Records that describe figures ::
______
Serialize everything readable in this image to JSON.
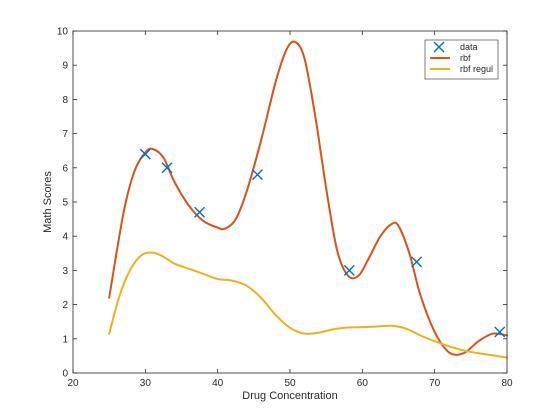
{
  "chart_data": {
    "type": "line",
    "title": "",
    "xlabel": "Drug Concentration",
    "ylabel": "Math Scores",
    "xlim": [
      20,
      80
    ],
    "ylim": [
      0,
      10
    ],
    "x_ticks": [
      20,
      30,
      40,
      50,
      60,
      70,
      80
    ],
    "y_ticks": [
      0,
      1,
      2,
      3,
      4,
      5,
      6,
      7,
      8,
      9,
      10
    ],
    "grid": false,
    "legend_position": "top-right",
    "series": [
      {
        "name": "data",
        "kind": "markers",
        "marker": "x",
        "color": "#0072bd",
        "x": [
          30.0,
          33.0,
          37.5,
          45.5,
          58.2,
          67.5,
          79.0
        ],
        "y": [
          6.4,
          6.0,
          4.7,
          5.8,
          3.0,
          3.25,
          1.2
        ]
      },
      {
        "name": "rbf",
        "kind": "line",
        "color": "#d95319",
        "x": [
          25,
          27,
          28.5,
          30,
          31,
          32.5,
          34,
          36,
          38,
          40,
          41,
          42.5,
          44,
          46,
          48,
          49.5,
          50.7,
          52,
          53.5,
          55,
          56.5,
          58,
          59.5,
          61,
          62.5,
          64,
          65,
          66.5,
          68,
          70,
          72,
          74,
          76,
          78,
          80
        ],
        "y": [
          2.2,
          4.7,
          5.9,
          6.45,
          6.55,
          6.3,
          5.6,
          4.9,
          4.45,
          4.25,
          4.22,
          4.5,
          5.3,
          6.8,
          8.5,
          9.45,
          9.68,
          9.2,
          7.5,
          5.4,
          3.6,
          2.85,
          2.85,
          3.4,
          4.0,
          4.35,
          4.3,
          3.5,
          2.3,
          1.2,
          0.6,
          0.58,
          0.92,
          1.15,
          1.1
        ]
      },
      {
        "name": "rbf regul",
        "kind": "line",
        "color": "#edb120",
        "x": [
          25,
          26.5,
          28,
          29.5,
          31,
          32.5,
          34,
          36,
          38,
          40,
          42,
          44,
          46,
          48,
          50,
          52,
          54,
          56,
          58,
          60,
          62,
          64,
          66,
          68,
          70,
          72,
          74,
          76,
          78,
          80
        ],
        "y": [
          1.15,
          2.3,
          3.05,
          3.45,
          3.52,
          3.4,
          3.2,
          3.05,
          2.9,
          2.75,
          2.7,
          2.55,
          2.2,
          1.7,
          1.32,
          1.15,
          1.18,
          1.28,
          1.33,
          1.34,
          1.36,
          1.38,
          1.3,
          1.1,
          0.93,
          0.78,
          0.66,
          0.58,
          0.52,
          0.45
        ]
      }
    ]
  }
}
______
Task description ::
Pictures are to be left out; all else in the entries above is to be quoted exactly.

Exercise output ::
Serialize everything readable in this image to JSON.
{
  "chart_data": {
    "type": "line",
    "title": "",
    "xlabel": "Drug Concentration",
    "ylabel": "Math Scores",
    "xlim": [
      20,
      80
    ],
    "ylim": [
      0,
      10
    ],
    "x_ticks": [
      20,
      30,
      40,
      50,
      60,
      70,
      80
    ],
    "y_ticks": [
      0,
      1,
      2,
      3,
      4,
      5,
      6,
      7,
      8,
      9,
      10
    ],
    "grid": false,
    "legend_position": "top-right",
    "series": [
      {
        "name": "data",
        "kind": "markers",
        "marker": "x",
        "color": "#0072bd",
        "x": [
          30.0,
          33.0,
          37.5,
          45.5,
          58.2,
          67.5,
          79.0
        ],
        "y": [
          6.4,
          6.0,
          4.7,
          5.8,
          3.0,
          3.25,
          1.2
        ]
      },
      {
        "name": "rbf",
        "kind": "line",
        "color": "#d95319",
        "x": [
          25,
          27,
          28.5,
          30,
          31,
          32.5,
          34,
          36,
          38,
          40,
          41,
          42.5,
          44,
          46,
          48,
          49.5,
          50.7,
          52,
          53.5,
          55,
          56.5,
          58,
          59.5,
          61,
          62.5,
          64,
          65,
          66.5,
          68,
          70,
          72,
          74,
          76,
          78,
          80
        ],
        "y": [
          2.2,
          4.7,
          5.9,
          6.45,
          6.55,
          6.3,
          5.6,
          4.9,
          4.45,
          4.25,
          4.22,
          4.5,
          5.3,
          6.8,
          8.5,
          9.45,
          9.68,
          9.2,
          7.5,
          5.4,
          3.6,
          2.85,
          2.85,
          3.4,
          4.0,
          4.35,
          4.3,
          3.5,
          2.3,
          1.2,
          0.6,
          0.58,
          0.92,
          1.15,
          1.1
        ]
      },
      {
        "name": "rbf regul",
        "kind": "line",
        "color": "#edb120",
        "x": [
          25,
          26.5,
          28,
          29.5,
          31,
          32.5,
          34,
          36,
          38,
          40,
          42,
          44,
          46,
          48,
          50,
          52,
          54,
          56,
          58,
          60,
          62,
          64,
          66,
          68,
          70,
          72,
          74,
          76,
          78,
          80
        ],
        "y": [
          1.15,
          2.3,
          3.05,
          3.45,
          3.52,
          3.4,
          3.2,
          3.05,
          2.9,
          2.75,
          2.7,
          2.55,
          2.2,
          1.7,
          1.32,
          1.15,
          1.18,
          1.28,
          1.33,
          1.34,
          1.36,
          1.38,
          1.3,
          1.1,
          0.93,
          0.78,
          0.66,
          0.58,
          0.52,
          0.45
        ]
      }
    ]
  }
}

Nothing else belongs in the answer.